• _Goal_: Every entry must be duplicated precisely as written.

• _Given entries_:
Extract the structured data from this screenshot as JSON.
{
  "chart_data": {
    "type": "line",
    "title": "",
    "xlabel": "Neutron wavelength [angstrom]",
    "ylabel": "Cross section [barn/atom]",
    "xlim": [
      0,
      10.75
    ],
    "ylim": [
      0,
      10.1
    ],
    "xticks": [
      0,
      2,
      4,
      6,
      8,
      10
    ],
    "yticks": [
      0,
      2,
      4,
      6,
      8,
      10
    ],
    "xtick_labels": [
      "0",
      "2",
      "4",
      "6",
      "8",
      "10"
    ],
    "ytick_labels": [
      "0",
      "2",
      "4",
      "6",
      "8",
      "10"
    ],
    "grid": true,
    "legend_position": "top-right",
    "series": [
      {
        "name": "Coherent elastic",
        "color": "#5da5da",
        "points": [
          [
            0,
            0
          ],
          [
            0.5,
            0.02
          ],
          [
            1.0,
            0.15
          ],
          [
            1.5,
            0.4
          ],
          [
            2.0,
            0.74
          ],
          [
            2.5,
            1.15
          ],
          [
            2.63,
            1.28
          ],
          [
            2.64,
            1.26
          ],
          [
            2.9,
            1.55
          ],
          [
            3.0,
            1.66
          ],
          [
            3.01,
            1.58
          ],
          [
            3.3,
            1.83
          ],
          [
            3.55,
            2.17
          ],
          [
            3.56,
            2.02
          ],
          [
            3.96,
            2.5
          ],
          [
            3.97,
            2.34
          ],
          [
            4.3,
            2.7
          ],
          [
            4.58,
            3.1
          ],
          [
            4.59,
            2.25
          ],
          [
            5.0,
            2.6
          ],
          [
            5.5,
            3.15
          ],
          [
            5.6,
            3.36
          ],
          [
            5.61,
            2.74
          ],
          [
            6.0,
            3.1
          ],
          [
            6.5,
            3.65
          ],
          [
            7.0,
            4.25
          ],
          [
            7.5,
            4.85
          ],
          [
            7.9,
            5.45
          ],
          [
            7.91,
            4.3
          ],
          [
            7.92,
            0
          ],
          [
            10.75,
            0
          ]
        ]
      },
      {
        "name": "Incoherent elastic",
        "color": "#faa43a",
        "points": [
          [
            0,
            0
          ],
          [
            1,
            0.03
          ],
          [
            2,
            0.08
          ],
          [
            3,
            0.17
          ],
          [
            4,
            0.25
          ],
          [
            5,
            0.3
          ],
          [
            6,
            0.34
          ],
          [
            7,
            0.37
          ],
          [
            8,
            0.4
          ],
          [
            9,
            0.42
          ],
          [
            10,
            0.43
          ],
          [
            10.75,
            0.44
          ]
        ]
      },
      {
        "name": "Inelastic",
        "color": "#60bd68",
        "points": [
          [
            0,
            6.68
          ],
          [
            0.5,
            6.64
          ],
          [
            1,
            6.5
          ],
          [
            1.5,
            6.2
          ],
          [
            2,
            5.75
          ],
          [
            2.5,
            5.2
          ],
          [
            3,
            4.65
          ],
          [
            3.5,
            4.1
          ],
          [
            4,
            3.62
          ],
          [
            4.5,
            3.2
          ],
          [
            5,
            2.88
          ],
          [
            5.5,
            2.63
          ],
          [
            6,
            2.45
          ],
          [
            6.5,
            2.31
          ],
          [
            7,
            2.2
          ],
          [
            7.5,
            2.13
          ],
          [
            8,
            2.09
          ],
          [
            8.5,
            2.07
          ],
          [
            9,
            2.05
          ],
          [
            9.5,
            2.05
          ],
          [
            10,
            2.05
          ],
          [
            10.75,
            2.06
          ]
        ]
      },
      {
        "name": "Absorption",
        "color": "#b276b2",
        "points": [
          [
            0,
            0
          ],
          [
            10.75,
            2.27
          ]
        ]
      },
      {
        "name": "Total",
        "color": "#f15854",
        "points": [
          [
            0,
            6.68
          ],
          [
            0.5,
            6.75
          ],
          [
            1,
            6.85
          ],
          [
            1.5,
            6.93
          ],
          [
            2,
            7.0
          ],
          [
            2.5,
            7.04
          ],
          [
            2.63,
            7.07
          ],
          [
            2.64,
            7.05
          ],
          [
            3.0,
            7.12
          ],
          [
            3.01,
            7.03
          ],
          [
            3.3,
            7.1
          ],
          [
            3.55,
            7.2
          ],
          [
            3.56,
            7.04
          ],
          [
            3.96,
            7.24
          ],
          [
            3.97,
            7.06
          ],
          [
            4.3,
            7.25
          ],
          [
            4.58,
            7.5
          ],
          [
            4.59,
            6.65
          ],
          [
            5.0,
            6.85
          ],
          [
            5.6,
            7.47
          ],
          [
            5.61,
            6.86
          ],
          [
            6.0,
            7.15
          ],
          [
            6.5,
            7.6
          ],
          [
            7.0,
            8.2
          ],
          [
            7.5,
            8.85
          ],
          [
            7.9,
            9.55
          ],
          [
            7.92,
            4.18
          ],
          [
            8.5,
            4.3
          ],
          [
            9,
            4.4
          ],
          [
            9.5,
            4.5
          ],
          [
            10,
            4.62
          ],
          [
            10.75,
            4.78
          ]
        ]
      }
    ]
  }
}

• _Solution to the problem_:
Extract the structured data from this screenshot as JSON.
{
  "chart_data": {
    "type": "line",
    "title": "",
    "xlabel": "Neutron wavelength [angstrom]",
    "ylabel": "Cross section [barn/atom]",
    "xlim": [
      0,
      10.75
    ],
    "ylim": [
      0,
      10.1
    ],
    "xticks": [
      0,
      2,
      4,
      6,
      8,
      10
    ],
    "yticks": [
      0,
      2,
      4,
      6,
      8,
      10
    ],
    "xtick_labels": [
      "0",
      "2",
      "4",
      "6",
      "8",
      "10"
    ],
    "ytick_labels": [
      "0",
      "2",
      "4",
      "6",
      "8",
      "10"
    ],
    "grid": true,
    "legend_position": "top-right",
    "series": [
      {
        "name": "Coherent elastic",
        "color": "#5da5da",
        "points": [
          [
            0,
            0
          ],
          [
            0.5,
            0.02
          ],
          [
            1.0,
            0.15
          ],
          [
            1.5,
            0.4
          ],
          [
            2.0,
            0.74
          ],
          [
            2.5,
            1.15
          ],
          [
            2.63,
            1.28
          ],
          [
            2.64,
            1.26
          ],
          [
            2.9,
            1.55
          ],
          [
            3.0,
            1.66
          ],
          [
            3.01,
            1.58
          ],
          [
            3.3,
            1.83
          ],
          [
            3.55,
            2.17
          ],
          [
            3.56,
            2.02
          ],
          [
            3.96,
            2.5
          ],
          [
            3.97,
            2.34
          ],
          [
            4.3,
            2.7
          ],
          [
            4.58,
            3.1
          ],
          [
            4.59,
            2.25
          ],
          [
            5.0,
            2.6
          ],
          [
            5.5,
            3.15
          ],
          [
            5.6,
            3.36
          ],
          [
            5.61,
            2.74
          ],
          [
            6.0,
            3.1
          ],
          [
            6.5,
            3.65
          ],
          [
            7.0,
            4.25
          ],
          [
            7.5,
            4.85
          ],
          [
            7.9,
            5.45
          ],
          [
            7.91,
            4.3
          ],
          [
            7.92,
            0
          ],
          [
            10.75,
            0
          ]
        ]
      },
      {
        "name": "Incoherent elastic",
        "color": "#faa43a",
        "points": [
          [
            0,
            0
          ],
          [
            1,
            0.03
          ],
          [
            2,
            0.08
          ],
          [
            3,
            0.17
          ],
          [
            4,
            0.25
          ],
          [
            5,
            0.3
          ],
          [
            6,
            0.34
          ],
          [
            7,
            0.37
          ],
          [
            8,
            0.4
          ],
          [
            9,
            0.42
          ],
          [
            10,
            0.43
          ],
          [
            10.75,
            0.44
          ]
        ]
      },
      {
        "name": "Inelastic",
        "color": "#60bd68",
        "points": [
          [
            0,
            6.68
          ],
          [
            0.5,
            6.64
          ],
          [
            1,
            6.5
          ],
          [
            1.5,
            6.2
          ],
          [
            2,
            5.75
          ],
          [
            2.5,
            5.2
          ],
          [
            3,
            4.65
          ],
          [
            3.5,
            4.1
          ],
          [
            4,
            3.62
          ],
          [
            4.5,
            3.2
          ],
          [
            5,
            2.88
          ],
          [
            5.5,
            2.63
          ],
          [
            6,
            2.45
          ],
          [
            6.5,
            2.31
          ],
          [
            7,
            2.2
          ],
          [
            7.5,
            2.13
          ],
          [
            8,
            2.09
          ],
          [
            8.5,
            2.07
          ],
          [
            9,
            2.05
          ],
          [
            9.5,
            2.05
          ],
          [
            10,
            2.05
          ],
          [
            10.75,
            2.06
          ]
        ]
      },
      {
        "name": "Absorption",
        "color": "#b276b2",
        "points": [
          [
            0,
            0
          ],
          [
            10.75,
            2.27
          ]
        ]
      },
      {
        "name": "Total",
        "color": "#f15854",
        "points": [
          [
            0,
            6.68
          ],
          [
            0.5,
            6.75
          ],
          [
            1,
            6.85
          ],
          [
            1.5,
            6.93
          ],
          [
            2,
            7.0
          ],
          [
            2.5,
            7.04
          ],
          [
            2.63,
            7.07
          ],
          [
            2.64,
            7.05
          ],
          [
            3.0,
            7.12
          ],
          [
            3.01,
            7.03
          ],
          [
            3.3,
            7.1
          ],
          [
            3.55,
            7.2
          ],
          [
            3.56,
            7.04
          ],
          [
            3.96,
            7.24
          ],
          [
            3.97,
            7.06
          ],
          [
            4.3,
            7.25
          ],
          [
            4.58,
            7.5
          ],
          [
            4.59,
            6.65
          ],
          [
            5.0,
            6.85
          ],
          [
            5.6,
            7.47
          ],
          [
            5.61,
            6.86
          ],
          [
            6.0,
            7.15
          ],
          [
            6.5,
            7.6
          ],
          [
            7.0,
            8.2
          ],
          [
            7.5,
            8.85
          ],
          [
            7.9,
            9.55
          ],
          [
            7.92,
            4.18
          ],
          [
            8.5,
            4.3
          ],
          [
            9,
            4.4
          ],
          [
            9.5,
            4.5
          ],
          [
            10,
            4.62
          ],
          [
            10.75,
            4.78
          ]
        ]
      }
    ]
  }
}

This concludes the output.